Records contained in a dataset:
Start of Block
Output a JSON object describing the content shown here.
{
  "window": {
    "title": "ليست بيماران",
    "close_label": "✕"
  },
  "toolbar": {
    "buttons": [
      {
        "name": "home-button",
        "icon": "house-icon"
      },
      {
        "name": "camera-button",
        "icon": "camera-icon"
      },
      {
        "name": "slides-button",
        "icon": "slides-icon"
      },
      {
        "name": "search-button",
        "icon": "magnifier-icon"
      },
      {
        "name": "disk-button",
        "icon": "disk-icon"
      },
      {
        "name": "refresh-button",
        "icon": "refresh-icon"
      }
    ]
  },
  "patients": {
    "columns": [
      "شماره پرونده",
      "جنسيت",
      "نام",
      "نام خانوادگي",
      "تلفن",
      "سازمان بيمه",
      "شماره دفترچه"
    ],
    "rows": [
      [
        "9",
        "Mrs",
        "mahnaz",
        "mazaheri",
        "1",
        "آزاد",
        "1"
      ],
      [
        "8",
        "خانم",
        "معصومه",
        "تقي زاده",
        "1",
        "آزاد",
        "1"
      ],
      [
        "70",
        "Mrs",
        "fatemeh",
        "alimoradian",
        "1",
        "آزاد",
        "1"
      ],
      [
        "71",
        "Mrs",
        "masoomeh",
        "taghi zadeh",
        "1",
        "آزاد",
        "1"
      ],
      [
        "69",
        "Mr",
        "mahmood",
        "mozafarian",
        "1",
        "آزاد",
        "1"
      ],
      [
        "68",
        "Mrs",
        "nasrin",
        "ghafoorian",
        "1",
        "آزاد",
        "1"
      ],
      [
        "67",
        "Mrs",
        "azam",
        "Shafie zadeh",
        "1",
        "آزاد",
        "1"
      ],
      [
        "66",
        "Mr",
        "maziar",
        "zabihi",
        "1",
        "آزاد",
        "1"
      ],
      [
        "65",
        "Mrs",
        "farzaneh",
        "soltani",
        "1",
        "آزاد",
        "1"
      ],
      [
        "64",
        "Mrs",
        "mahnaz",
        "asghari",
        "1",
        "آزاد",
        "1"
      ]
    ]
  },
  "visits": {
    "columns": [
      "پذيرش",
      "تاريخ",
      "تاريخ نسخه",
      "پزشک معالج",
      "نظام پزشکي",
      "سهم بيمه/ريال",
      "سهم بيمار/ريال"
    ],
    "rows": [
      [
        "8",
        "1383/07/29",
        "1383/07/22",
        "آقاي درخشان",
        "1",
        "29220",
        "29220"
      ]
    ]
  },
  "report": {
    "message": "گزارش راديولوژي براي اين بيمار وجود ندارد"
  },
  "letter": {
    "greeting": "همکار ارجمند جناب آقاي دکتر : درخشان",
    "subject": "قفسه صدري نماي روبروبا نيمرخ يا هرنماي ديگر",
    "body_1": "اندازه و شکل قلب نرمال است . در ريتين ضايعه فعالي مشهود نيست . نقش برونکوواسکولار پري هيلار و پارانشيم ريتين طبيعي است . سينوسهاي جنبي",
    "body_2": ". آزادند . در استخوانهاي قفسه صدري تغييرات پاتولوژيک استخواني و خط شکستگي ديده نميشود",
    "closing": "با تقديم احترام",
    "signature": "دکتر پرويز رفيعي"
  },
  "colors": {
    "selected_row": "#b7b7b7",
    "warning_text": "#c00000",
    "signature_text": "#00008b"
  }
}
End of Block
Exercise instructions:
All of the entries are to be set down again without alteration.

Completed exercise:
Output a JSON object describing the content shown here.
{
  "window": {
    "title": "ليست بيماران",
    "close_label": "✕"
  },
  "toolbar": {
    "buttons": [
      {
        "name": "home-button",
        "icon": "house-icon"
      },
      {
        "name": "camera-button",
        "icon": "camera-icon"
      },
      {
        "name": "slides-button",
        "icon": "slides-icon"
      },
      {
        "name": "search-button",
        "icon": "magnifier-icon"
      },
      {
        "name": "disk-button",
        "icon": "disk-icon"
      },
      {
        "name": "refresh-button",
        "icon": "refresh-icon"
      }
    ]
  },
  "patients": {
    "columns": [
      "شماره پرونده",
      "جنسيت",
      "نام",
      "نام خانوادگي",
      "تلفن",
      "سازمان بيمه",
      "شماره دفترچه"
    ],
    "rows": [
      [
        "9",
        "Mrs",
        "mahnaz",
        "mazaheri",
        "1",
        "آزاد",
        "1"
      ],
      [
        "8",
        "خانم",
        "معصومه",
        "تقي زاده",
        "1",
        "آزاد",
        "1"
      ],
      [
        "70",
        "Mrs",
        "fatemeh",
        "alimoradian",
        "1",
        "آزاد",
        "1"
      ],
      [
        "71",
        "Mrs",
        "masoomeh",
        "taghi zadeh",
        "1",
        "آزاد",
        "1"
      ],
      [
        "69",
        "Mr",
        "mahmood",
        "mozafarian",
        "1",
        "آزاد",
        "1"
      ],
      [
        "68",
        "Mrs",
        "nasrin",
        "ghafoorian",
        "1",
        "آزاد",
        "1"
      ],
      [
        "67",
        "Mrs",
        "azam",
        "Shafie zadeh",
        "1",
        "آزاد",
        "1"
      ],
      [
        "66",
        "Mr",
        "maziar",
        "zabihi",
        "1",
        "آزاد",
        "1"
      ],
      [
        "65",
        "Mrs",
        "farzaneh",
        "soltani",
        "1",
        "آزاد",
        "1"
      ],
      [
        "64",
        "Mrs",
        "mahnaz",
        "asghari",
        "1",
        "آزاد",
        "1"
      ]
    ]
  },
  "visits": {
    "columns": [
      "پذيرش",
      "تاريخ",
      "تاريخ نسخه",
      "پزشک معالج",
      "نظام پزشکي",
      "سهم بيمه/ريال",
      "سهم بيمار/ريال"
    ],
    "rows": [
      [
        "8",
        "1383/07/29",
        "1383/07/22",
        "آقاي درخشان",
        "1",
        "29220",
        "29220"
      ]
    ]
  },
  "report": {
    "message": "گزارش راديولوژي براي اين بيمار وجود ندارد"
  },
  "letter": {
    "greeting": "همکار ارجمند جناب آقاي دکتر : درخشان",
    "subject": "قفسه صدري نماي روبروبا نيمرخ يا هرنماي ديگر",
    "body_1": "اندازه و شکل قلب نرمال است . در ريتين ضايعه فعالي مشهود نيست . نقش برونکوواسکولار پري هيلار و پارانشيم ريتين طبيعي است . سينوسهاي جنبي",
    "body_2": ". آزادند . در استخوانهاي قفسه صدري تغييرات پاتولوژيک استخواني و خط شکستگي ديده نميشود",
    "closing": "با تقديم احترام",
    "signature": "دکتر پرويز رفيعي"
  },
  "colors": {
    "selected_row": "#b7b7b7",
    "warning_text": "#c00000",
    "signature_text": "#00008b"
  }
}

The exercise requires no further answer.